* What you should do *
Copy out lines with the word "DRAIN" from the material that follows.

Recorded data:
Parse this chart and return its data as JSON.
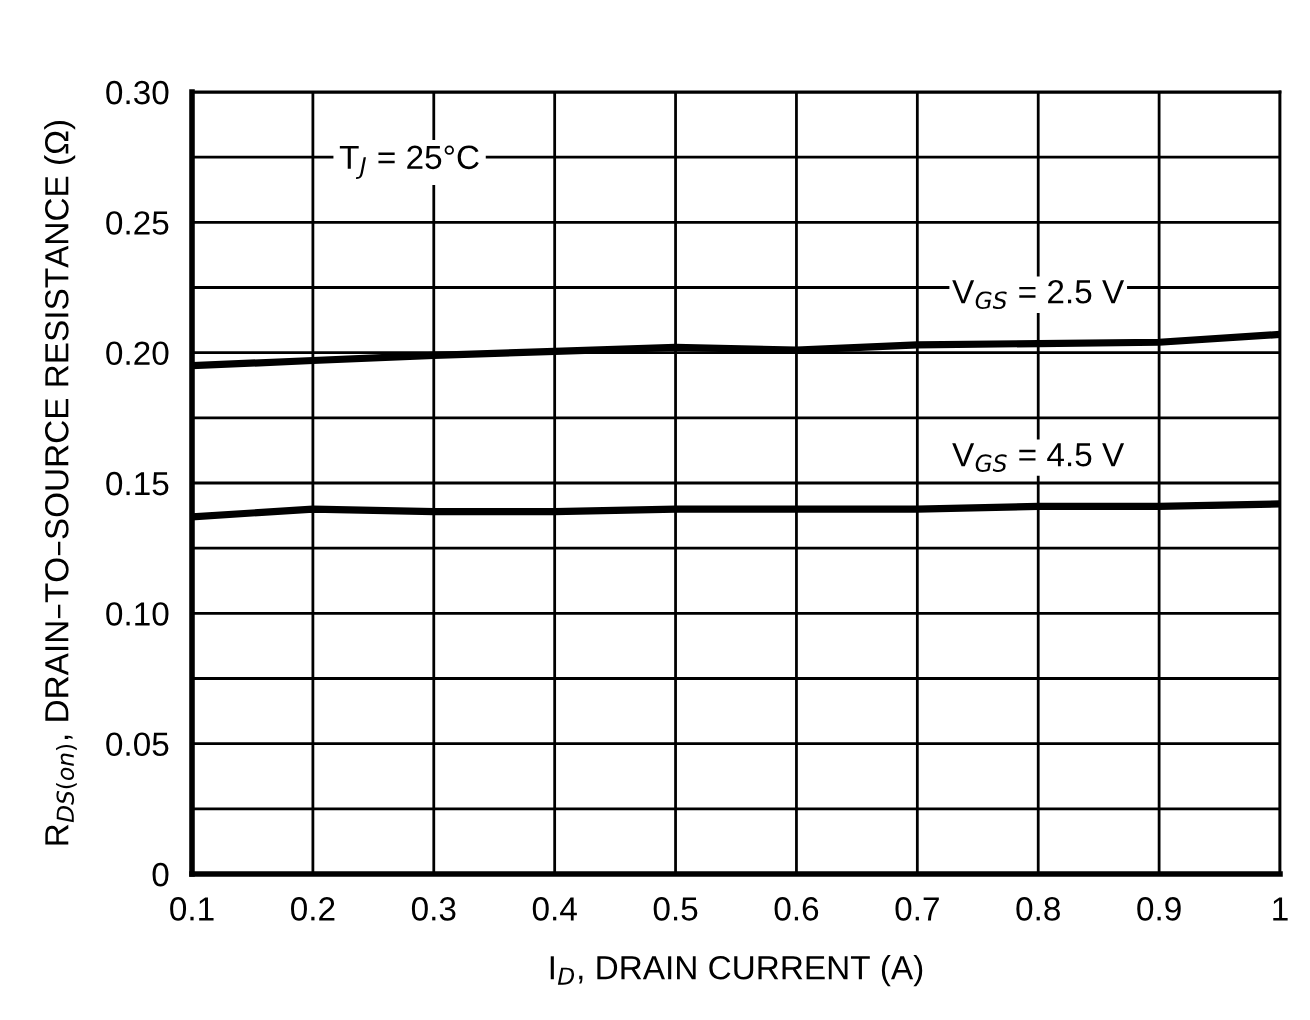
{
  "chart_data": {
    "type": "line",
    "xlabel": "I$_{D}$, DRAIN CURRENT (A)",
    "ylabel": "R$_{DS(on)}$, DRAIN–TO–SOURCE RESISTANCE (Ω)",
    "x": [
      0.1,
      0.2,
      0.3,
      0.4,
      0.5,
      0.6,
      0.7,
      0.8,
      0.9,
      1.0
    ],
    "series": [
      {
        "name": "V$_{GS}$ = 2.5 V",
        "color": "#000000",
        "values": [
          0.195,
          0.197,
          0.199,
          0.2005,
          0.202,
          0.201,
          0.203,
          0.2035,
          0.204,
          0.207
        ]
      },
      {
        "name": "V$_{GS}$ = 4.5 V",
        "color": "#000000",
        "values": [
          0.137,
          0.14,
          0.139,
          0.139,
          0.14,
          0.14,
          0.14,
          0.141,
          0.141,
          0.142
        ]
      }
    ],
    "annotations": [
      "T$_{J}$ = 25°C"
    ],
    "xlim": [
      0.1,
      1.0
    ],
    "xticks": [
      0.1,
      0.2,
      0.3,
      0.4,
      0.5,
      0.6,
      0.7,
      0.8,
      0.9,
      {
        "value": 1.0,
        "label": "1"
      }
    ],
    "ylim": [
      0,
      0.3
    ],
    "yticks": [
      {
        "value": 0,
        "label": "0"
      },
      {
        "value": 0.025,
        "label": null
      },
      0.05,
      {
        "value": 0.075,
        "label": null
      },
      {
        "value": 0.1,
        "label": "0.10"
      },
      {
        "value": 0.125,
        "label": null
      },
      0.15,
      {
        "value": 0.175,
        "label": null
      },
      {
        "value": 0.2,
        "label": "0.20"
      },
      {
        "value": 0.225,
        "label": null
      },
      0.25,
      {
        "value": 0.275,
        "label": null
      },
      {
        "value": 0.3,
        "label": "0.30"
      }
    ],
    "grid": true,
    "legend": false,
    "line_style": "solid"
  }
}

* Final result *
    "xlabel": "I$_{D}$, DRAIN CURRENT (A)",
    "ylabel": "R$_{DS(on)}$, DRAIN–TO–SOURCE RESISTANCE (Ω)",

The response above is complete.